=== Extract ===

[FRIAM] Opportunity to join a discussion about Charles Sanders Peirce
gⅼеɳ ☣
gepropella at gmail.com
Wed Nov 1 14:59:52 EDT 2017
Thanks for posting your intro materials to purpose of the universe. I haven't looked at them, yet, but will (probably next week).
But since I'm making a feeble attempt to review the "living systems as entropy maximizers" theme for another meeting, the below paragraph of yours tweaked me. It strikes me that Smolin's "maximal variety" (e.g. [⛤]) conception meshes well with England's conception of physical (non-living) adaptation, as well as Constructor Theory's "any non-impossible recipe". The first two (Smolin and England) seem to be intuitionistic in that they imply a recipe (follow the path with the most options), whereas Deutsch/Marletto are (perhaps) more classical (in logic/math terms) by allowing any recipe that doesn't contradict known constraints.

===

### Complete the following:
(a) In the Peirce discussion message, when does the writer expect to look at the intro materials?
(b) Resume the Peirce discussion message after its last sentence.
The records that come next are separate material and are not part of the Peirce discussion message.

=== Rows ===

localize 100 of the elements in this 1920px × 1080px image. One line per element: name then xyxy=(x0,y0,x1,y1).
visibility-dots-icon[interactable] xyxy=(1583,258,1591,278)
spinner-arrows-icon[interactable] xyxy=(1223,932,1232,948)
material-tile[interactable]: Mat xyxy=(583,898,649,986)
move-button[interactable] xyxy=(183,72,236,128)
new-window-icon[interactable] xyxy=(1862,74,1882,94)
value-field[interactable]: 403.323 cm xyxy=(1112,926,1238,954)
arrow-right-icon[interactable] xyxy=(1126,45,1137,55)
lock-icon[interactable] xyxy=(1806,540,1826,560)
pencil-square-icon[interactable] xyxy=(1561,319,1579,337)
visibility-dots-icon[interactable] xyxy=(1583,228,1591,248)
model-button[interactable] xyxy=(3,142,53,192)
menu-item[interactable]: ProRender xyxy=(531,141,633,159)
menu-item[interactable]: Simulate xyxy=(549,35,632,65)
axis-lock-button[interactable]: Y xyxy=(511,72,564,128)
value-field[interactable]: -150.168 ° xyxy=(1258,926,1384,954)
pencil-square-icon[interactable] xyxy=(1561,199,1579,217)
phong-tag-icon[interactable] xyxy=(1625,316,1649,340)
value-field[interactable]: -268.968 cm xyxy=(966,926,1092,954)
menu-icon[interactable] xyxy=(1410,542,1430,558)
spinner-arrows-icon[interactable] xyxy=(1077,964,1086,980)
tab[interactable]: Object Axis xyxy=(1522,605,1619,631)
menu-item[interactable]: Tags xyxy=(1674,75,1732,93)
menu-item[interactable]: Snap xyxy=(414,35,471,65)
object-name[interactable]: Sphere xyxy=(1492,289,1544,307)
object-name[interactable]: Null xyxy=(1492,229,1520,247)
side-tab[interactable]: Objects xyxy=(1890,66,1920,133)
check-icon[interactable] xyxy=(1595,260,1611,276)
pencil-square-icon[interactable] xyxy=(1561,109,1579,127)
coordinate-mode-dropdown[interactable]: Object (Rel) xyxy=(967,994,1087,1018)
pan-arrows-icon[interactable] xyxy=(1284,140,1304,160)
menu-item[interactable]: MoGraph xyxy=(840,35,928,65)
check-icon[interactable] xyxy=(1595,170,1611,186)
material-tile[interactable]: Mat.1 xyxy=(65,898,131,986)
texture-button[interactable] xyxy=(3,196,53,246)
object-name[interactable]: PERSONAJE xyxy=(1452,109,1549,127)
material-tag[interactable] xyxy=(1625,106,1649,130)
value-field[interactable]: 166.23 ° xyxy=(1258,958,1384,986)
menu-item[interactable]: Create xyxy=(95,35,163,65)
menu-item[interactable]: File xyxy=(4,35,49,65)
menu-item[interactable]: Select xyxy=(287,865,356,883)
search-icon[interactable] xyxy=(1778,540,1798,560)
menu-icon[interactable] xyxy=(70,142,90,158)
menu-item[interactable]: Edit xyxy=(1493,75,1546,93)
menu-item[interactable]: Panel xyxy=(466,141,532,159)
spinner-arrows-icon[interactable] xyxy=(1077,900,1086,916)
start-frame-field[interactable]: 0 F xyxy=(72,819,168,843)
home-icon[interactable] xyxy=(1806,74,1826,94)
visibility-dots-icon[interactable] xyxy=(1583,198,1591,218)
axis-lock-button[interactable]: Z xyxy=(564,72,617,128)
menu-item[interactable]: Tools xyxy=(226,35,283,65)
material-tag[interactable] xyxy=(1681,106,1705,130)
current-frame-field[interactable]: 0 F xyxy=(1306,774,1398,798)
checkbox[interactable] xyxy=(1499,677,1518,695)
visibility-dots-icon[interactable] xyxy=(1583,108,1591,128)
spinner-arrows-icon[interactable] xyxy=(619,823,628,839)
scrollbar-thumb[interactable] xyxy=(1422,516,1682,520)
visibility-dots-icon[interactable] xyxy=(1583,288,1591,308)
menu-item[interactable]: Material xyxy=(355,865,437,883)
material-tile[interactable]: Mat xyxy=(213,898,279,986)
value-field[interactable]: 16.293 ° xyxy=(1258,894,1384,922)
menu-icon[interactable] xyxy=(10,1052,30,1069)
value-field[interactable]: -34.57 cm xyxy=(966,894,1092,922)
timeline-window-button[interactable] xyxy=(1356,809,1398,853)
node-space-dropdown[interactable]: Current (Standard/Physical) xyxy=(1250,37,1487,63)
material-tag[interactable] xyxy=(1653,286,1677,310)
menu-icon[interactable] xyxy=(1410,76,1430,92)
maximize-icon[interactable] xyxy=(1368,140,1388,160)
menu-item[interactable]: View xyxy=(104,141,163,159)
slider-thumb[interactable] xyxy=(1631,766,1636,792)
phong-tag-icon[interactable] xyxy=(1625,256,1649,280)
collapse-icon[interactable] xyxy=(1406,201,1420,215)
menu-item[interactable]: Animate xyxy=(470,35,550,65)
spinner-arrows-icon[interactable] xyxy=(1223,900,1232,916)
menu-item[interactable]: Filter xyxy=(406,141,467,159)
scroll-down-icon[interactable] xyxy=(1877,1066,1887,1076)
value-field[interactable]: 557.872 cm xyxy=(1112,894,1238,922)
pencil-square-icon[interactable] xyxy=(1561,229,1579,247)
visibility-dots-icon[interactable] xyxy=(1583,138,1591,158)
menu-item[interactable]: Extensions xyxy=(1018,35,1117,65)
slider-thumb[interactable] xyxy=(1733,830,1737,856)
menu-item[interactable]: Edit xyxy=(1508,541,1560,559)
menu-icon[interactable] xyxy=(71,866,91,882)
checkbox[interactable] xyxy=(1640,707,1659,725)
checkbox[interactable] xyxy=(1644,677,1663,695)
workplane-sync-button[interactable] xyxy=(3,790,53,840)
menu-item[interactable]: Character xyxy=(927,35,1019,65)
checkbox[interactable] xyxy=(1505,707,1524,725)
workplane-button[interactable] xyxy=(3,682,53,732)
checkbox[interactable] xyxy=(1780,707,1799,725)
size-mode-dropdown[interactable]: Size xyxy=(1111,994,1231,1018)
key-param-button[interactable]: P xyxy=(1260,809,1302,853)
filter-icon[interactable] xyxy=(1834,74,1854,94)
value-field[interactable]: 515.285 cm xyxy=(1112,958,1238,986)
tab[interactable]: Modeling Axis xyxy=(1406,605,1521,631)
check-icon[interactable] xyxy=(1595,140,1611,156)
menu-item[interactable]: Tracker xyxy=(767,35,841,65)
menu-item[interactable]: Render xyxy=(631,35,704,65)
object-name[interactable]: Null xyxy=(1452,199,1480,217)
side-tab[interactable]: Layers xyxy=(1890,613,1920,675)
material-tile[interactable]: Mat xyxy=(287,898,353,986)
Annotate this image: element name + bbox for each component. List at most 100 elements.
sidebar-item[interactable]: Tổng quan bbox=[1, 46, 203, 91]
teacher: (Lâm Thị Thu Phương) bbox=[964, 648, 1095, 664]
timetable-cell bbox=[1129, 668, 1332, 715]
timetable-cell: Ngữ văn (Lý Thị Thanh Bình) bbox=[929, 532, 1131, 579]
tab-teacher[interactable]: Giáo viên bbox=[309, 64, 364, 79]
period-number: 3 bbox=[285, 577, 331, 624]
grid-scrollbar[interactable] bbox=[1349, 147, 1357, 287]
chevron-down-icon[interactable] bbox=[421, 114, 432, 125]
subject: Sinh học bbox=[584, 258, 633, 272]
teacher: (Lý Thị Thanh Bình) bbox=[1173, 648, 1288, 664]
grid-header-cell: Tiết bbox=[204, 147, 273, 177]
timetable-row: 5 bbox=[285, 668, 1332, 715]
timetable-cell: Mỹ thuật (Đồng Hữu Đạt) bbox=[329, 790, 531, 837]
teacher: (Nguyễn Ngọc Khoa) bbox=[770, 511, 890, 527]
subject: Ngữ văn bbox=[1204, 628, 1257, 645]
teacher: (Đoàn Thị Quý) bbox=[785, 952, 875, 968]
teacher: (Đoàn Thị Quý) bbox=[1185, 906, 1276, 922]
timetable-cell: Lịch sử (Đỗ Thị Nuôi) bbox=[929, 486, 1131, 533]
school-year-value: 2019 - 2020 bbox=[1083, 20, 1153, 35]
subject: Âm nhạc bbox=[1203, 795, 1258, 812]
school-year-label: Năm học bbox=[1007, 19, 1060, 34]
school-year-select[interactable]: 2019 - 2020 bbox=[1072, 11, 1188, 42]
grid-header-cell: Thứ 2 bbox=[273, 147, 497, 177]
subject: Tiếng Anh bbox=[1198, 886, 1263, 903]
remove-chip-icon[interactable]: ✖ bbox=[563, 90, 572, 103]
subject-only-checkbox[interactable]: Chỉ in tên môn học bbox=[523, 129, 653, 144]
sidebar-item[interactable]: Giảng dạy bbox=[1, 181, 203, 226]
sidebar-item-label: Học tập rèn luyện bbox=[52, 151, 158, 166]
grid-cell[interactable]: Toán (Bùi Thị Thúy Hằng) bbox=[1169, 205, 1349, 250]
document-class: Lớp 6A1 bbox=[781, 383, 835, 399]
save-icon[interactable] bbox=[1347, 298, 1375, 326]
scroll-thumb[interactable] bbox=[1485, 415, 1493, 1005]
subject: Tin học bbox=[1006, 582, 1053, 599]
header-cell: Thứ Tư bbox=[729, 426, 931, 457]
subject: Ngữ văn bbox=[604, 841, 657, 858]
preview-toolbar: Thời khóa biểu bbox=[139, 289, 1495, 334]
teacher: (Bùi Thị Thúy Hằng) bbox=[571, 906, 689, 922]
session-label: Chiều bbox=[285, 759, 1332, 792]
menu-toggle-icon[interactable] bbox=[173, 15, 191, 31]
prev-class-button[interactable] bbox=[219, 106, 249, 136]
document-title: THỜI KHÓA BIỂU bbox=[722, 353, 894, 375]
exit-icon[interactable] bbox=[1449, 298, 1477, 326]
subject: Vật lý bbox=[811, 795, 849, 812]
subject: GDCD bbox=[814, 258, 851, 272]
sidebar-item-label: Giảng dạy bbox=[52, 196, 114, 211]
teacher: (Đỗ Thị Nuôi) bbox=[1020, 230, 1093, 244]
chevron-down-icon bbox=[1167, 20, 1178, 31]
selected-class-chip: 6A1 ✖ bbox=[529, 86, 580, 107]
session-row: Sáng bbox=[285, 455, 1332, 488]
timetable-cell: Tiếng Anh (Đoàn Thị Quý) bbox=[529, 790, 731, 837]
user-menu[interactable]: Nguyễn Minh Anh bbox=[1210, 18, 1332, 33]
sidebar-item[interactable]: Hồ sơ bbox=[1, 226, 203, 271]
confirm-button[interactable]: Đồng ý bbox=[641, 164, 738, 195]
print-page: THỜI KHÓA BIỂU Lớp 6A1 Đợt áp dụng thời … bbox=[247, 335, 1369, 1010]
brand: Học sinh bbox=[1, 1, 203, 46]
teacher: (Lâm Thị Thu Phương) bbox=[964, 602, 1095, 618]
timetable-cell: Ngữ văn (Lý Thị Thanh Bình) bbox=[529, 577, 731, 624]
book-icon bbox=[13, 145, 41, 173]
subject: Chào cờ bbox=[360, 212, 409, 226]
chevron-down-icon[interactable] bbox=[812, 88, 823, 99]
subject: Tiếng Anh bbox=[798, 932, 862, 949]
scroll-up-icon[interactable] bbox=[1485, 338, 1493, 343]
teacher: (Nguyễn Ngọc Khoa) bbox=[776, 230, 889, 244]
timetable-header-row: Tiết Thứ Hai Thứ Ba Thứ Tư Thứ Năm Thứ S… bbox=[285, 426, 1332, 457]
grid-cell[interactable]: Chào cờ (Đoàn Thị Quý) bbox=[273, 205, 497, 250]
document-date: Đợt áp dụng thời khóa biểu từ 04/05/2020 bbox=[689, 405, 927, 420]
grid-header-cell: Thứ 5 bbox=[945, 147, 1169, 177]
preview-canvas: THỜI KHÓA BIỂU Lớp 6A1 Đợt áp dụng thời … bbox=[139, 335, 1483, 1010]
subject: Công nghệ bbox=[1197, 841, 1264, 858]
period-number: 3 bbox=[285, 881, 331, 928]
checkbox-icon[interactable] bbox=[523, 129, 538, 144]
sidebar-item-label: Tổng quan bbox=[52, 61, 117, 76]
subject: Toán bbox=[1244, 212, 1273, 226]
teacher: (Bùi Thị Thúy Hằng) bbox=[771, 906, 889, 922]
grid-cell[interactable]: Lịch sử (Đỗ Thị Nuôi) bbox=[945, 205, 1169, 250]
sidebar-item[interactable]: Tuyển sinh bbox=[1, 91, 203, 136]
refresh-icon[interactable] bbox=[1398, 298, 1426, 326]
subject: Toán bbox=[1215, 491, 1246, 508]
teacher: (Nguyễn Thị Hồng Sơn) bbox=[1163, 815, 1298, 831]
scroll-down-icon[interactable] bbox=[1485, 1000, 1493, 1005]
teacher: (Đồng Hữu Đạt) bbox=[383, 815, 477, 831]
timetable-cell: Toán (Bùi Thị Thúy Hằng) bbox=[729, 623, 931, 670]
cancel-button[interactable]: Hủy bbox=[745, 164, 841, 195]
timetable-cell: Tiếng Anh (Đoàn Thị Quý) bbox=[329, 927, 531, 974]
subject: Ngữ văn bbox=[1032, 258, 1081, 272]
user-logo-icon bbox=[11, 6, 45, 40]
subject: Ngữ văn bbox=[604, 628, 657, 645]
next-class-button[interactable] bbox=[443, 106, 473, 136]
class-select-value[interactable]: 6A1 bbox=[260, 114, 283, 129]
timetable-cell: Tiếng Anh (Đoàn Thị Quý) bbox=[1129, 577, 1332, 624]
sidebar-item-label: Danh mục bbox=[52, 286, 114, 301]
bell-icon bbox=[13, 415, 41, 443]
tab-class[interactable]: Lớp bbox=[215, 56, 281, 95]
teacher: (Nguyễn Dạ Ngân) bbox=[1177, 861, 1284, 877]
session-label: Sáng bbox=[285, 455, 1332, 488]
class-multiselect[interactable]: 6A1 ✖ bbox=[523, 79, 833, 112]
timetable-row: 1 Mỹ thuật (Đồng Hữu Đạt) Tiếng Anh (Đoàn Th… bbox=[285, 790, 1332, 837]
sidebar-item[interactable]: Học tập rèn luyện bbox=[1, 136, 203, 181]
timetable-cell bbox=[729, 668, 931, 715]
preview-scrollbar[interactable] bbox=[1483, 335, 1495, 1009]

===

### Answer list:
(a) Probably next week.

(b)
I *think* it's a mistake to read Smolin's conception as implied by the Marletto quote, which was about Bohm and Wigner. I'm ignorant of what Bohm and Wigner actually suggested. But Smolin seems to propose that things like stars exhibit (some) similar properties to living systems, especially in their ability to "maintain themselves as constant source of light and heat", despite the high entropy bath in which they sit. So, when considering things like cosmological constants and how they seem "tuned for life" (e.g. [⛧]), it's important to avoid putting the cart before the horse. It's not that the universe is tailored to produce life. It's that the universe is what it is and life-like systems just happen to be a very likely outcome in this universe.
I'd *love* it if you (or anyone) would argue with me and help me refine my thinking or, better yet, change my mind and be able to explain how Smolin, England, and Deutsch/Marletto are fundamentally different!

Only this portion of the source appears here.